--- Entries supplied ---

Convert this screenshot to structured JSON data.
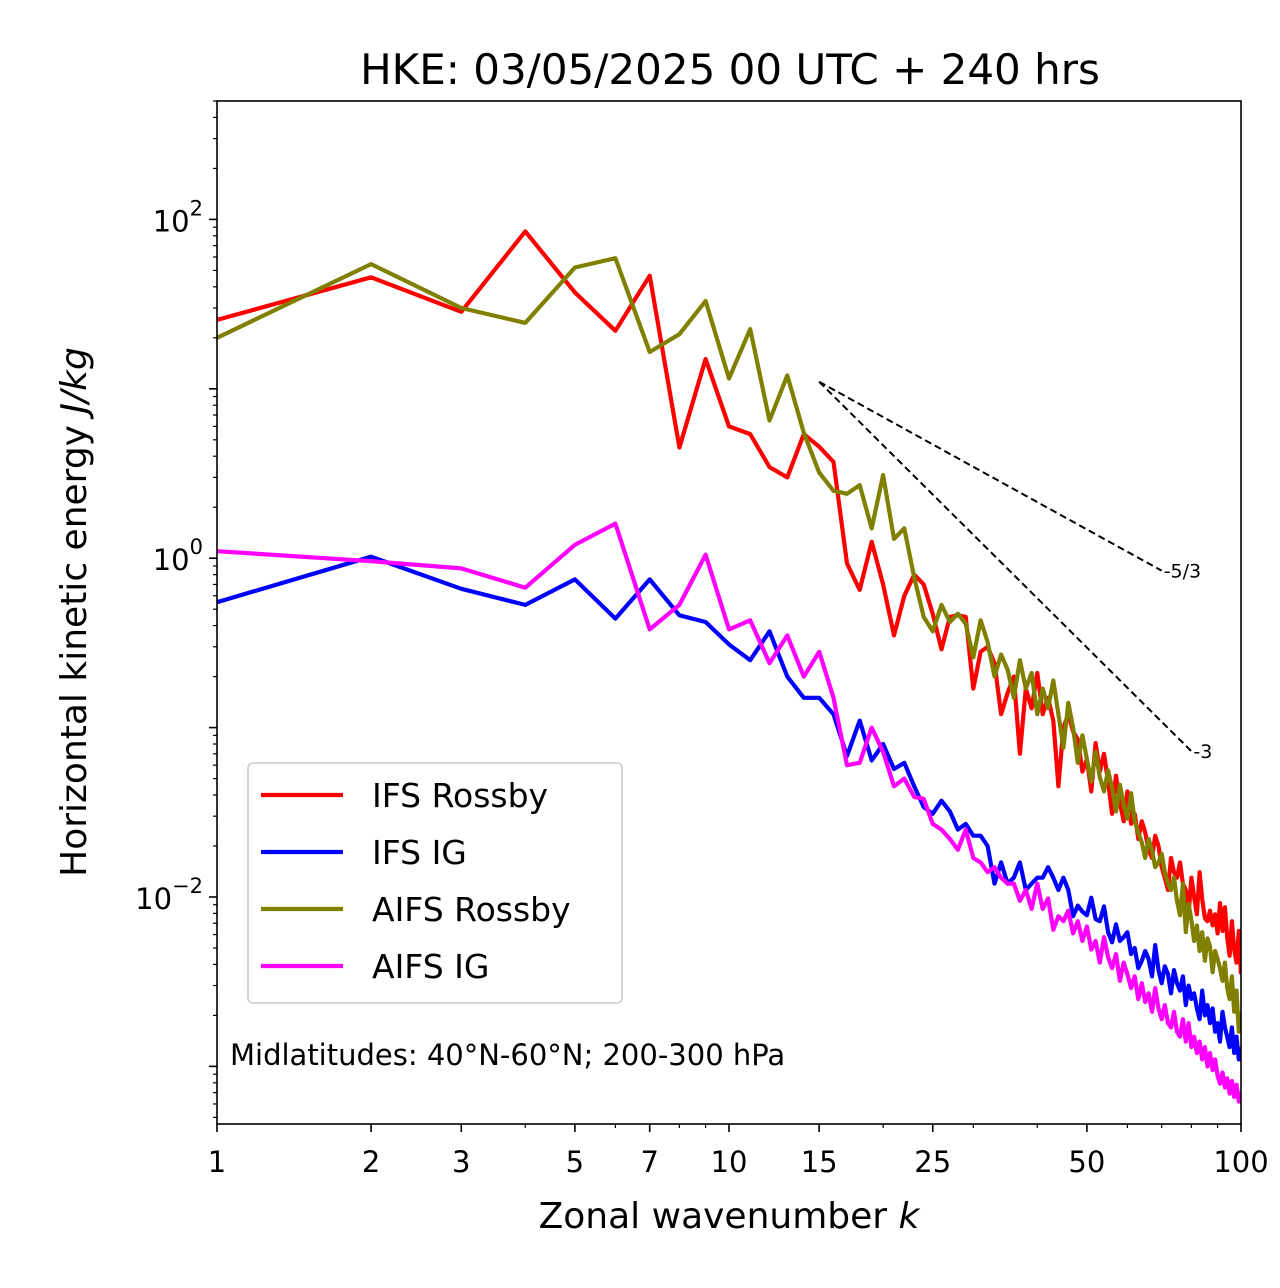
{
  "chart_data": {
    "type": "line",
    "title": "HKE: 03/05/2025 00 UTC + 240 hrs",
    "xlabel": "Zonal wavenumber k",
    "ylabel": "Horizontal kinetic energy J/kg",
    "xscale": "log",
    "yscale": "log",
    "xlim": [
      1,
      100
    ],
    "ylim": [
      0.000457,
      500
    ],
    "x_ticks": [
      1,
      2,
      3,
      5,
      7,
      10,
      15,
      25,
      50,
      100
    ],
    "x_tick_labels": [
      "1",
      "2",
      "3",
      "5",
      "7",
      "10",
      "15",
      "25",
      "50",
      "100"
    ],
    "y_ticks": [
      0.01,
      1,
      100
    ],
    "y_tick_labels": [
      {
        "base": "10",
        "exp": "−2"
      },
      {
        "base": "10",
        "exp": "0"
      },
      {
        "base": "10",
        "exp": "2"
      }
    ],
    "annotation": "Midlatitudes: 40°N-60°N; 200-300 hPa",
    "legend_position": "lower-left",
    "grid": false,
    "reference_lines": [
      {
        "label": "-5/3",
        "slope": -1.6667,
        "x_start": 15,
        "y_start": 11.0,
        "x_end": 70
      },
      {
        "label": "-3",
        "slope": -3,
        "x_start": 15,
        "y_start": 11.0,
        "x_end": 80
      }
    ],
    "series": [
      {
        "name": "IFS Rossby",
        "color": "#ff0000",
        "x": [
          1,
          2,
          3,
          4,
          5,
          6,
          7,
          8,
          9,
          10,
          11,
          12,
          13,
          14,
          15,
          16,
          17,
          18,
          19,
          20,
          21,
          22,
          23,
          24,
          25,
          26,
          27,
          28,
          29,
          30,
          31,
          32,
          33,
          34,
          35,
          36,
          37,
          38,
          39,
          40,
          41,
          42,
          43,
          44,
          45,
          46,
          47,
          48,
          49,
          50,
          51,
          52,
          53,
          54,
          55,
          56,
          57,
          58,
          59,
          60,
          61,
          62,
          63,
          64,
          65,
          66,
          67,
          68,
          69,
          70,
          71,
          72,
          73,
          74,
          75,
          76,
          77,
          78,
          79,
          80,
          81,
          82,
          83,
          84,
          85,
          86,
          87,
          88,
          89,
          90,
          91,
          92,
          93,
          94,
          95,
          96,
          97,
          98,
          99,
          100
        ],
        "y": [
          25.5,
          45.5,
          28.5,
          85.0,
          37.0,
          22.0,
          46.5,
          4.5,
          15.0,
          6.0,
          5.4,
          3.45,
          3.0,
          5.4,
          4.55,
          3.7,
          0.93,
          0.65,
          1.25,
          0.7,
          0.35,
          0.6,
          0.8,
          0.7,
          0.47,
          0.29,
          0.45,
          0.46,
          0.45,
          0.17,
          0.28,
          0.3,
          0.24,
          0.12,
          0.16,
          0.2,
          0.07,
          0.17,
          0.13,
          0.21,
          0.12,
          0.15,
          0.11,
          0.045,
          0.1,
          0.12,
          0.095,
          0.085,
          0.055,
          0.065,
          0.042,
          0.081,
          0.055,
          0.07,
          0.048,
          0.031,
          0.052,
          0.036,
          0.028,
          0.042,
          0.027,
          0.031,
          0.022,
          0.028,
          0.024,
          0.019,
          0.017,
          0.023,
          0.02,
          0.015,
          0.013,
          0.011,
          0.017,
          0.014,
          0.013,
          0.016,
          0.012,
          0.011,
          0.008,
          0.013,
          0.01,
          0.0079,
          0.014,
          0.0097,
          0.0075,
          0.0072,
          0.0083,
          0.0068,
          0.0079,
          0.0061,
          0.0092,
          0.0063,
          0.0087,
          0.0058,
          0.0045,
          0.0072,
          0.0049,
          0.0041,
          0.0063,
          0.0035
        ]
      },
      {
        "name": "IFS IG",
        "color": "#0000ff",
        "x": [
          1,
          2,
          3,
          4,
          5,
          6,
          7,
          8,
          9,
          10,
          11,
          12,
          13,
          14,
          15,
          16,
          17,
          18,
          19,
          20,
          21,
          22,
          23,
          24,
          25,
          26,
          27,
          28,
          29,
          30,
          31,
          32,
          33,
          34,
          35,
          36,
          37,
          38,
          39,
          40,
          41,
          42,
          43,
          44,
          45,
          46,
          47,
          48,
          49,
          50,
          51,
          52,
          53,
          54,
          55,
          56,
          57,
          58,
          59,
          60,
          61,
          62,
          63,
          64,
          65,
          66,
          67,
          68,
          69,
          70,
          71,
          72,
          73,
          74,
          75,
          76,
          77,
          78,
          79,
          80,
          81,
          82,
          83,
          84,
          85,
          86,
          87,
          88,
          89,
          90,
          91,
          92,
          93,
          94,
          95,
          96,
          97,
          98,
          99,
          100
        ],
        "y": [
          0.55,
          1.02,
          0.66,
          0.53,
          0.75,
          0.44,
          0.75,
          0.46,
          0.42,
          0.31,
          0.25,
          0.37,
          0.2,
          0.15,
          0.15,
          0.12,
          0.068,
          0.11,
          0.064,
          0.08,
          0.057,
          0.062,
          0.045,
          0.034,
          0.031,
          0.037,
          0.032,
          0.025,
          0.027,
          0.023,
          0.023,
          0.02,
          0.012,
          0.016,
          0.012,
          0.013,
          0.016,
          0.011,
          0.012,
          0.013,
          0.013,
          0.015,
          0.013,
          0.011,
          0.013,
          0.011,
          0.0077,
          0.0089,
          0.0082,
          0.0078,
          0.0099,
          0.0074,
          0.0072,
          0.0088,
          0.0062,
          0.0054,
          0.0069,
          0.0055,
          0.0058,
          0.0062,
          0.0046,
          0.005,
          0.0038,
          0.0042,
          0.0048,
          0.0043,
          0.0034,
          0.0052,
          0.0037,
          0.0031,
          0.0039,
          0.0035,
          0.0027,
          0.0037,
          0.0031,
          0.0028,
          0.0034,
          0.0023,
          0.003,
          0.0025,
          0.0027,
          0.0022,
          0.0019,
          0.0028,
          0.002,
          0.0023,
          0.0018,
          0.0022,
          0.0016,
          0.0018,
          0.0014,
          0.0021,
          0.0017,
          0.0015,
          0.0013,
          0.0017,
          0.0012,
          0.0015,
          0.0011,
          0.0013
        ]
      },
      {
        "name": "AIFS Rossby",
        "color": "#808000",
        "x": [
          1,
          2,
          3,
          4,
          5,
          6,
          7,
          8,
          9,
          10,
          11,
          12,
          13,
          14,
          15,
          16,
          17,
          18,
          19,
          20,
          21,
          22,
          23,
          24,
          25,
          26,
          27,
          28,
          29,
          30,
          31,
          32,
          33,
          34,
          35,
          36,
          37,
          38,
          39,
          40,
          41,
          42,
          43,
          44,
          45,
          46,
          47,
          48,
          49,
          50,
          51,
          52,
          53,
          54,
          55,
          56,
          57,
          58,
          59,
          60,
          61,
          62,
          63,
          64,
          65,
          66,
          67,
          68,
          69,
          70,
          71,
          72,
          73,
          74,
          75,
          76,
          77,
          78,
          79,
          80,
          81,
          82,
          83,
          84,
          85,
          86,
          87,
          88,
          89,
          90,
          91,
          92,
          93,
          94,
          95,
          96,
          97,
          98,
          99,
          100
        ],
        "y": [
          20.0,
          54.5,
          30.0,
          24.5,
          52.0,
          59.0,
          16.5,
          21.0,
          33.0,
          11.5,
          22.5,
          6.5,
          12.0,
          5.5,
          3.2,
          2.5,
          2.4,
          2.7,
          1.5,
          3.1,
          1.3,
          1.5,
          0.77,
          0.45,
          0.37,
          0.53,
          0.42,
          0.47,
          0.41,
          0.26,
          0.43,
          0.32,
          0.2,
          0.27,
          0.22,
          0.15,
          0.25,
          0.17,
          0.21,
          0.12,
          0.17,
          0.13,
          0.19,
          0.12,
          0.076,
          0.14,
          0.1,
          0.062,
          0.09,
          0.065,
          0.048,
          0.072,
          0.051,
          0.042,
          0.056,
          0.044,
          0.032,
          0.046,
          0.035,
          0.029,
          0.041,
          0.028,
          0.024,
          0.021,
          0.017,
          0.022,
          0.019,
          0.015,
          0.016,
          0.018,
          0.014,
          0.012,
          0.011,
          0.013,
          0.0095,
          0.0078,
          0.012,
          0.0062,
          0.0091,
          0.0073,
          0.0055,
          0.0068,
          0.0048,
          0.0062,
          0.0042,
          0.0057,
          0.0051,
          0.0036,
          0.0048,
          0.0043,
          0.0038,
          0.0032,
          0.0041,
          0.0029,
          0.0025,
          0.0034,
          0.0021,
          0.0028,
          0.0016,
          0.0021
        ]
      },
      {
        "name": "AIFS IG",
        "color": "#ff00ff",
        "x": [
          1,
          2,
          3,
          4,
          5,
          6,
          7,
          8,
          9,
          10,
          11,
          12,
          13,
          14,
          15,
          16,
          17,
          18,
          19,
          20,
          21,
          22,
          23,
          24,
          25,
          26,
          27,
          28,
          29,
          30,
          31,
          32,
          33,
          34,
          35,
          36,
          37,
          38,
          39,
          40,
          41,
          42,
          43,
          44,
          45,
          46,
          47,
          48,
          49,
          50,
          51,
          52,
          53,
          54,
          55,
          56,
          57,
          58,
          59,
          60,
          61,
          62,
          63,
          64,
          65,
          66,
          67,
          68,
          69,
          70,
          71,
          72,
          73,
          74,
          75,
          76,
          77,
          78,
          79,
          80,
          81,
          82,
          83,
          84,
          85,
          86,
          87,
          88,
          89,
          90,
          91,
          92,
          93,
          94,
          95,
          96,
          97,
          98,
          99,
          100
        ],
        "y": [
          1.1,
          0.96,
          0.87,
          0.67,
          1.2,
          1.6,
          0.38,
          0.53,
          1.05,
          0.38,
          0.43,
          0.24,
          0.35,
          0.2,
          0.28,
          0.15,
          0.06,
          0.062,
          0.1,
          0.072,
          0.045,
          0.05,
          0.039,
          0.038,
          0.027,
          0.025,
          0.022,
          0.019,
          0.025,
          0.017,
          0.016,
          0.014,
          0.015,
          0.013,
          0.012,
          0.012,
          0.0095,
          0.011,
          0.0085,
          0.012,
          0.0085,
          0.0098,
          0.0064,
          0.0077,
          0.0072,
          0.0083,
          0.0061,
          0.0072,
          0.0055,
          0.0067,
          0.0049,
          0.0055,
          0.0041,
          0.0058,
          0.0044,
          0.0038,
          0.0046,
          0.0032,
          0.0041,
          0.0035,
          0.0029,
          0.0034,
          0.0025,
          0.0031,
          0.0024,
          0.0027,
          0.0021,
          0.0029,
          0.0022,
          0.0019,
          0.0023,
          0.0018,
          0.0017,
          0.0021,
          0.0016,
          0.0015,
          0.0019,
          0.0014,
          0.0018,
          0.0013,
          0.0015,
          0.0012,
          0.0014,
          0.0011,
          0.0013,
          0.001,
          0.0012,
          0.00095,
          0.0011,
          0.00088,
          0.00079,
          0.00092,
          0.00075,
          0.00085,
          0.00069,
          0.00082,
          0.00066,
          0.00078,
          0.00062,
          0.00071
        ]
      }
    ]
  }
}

---
--- Entries supplied ---

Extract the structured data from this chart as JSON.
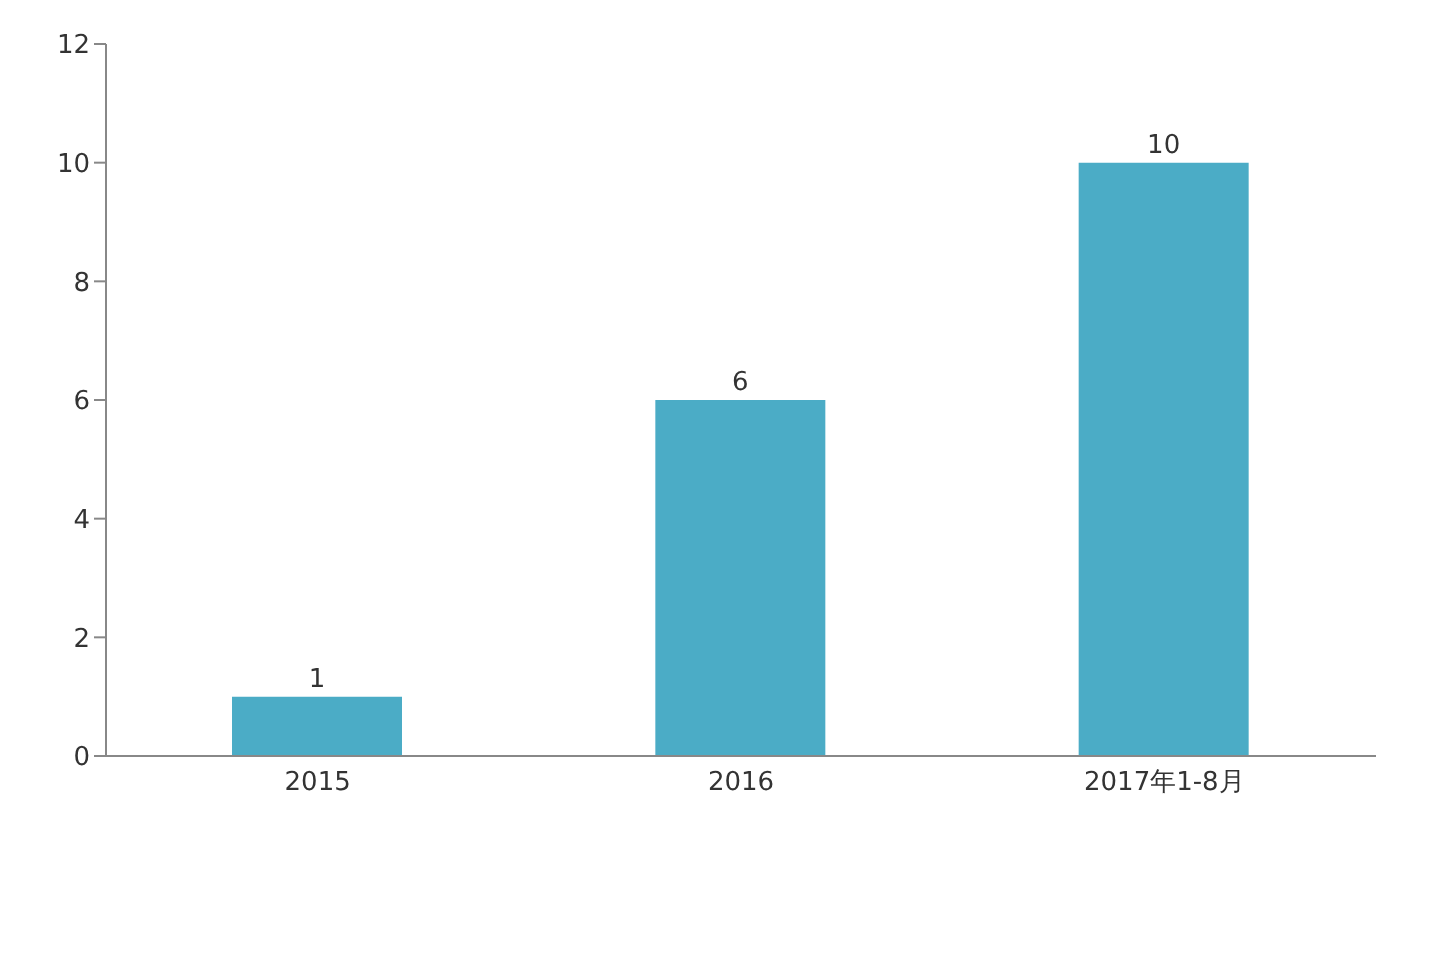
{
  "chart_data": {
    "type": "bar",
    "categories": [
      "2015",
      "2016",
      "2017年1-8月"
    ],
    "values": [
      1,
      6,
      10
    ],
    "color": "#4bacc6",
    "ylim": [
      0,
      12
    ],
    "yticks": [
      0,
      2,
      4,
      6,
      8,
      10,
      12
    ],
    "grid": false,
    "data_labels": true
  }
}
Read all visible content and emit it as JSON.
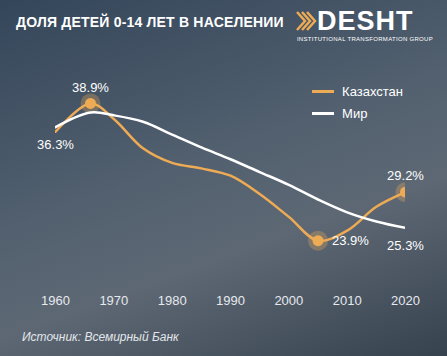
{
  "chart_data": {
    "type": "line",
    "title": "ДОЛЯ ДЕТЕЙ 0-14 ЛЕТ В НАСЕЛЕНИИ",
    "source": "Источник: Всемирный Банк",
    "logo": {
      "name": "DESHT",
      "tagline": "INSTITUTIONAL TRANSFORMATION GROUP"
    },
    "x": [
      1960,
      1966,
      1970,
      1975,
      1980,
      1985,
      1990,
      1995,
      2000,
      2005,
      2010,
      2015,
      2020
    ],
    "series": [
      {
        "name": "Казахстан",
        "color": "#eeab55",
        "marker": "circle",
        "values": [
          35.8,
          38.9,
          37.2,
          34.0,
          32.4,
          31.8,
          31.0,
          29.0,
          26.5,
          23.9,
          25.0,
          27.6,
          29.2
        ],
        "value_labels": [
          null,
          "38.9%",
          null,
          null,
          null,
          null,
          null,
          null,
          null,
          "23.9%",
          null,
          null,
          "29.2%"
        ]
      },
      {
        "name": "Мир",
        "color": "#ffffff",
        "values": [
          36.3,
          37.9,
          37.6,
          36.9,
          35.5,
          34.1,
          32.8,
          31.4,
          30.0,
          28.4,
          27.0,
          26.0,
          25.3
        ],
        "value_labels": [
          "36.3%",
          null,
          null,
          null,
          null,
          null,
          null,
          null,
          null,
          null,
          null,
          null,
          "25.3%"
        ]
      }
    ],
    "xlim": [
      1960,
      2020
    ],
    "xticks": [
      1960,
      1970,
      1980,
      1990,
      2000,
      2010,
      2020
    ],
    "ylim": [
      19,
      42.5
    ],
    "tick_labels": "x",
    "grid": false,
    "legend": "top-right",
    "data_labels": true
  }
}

---

#### What you will do:
Report all lines of the material that contain the word "this".

#### Written response:
Convert this screenshot to structured JSON data.
Extract the structured data from this chart as JSON.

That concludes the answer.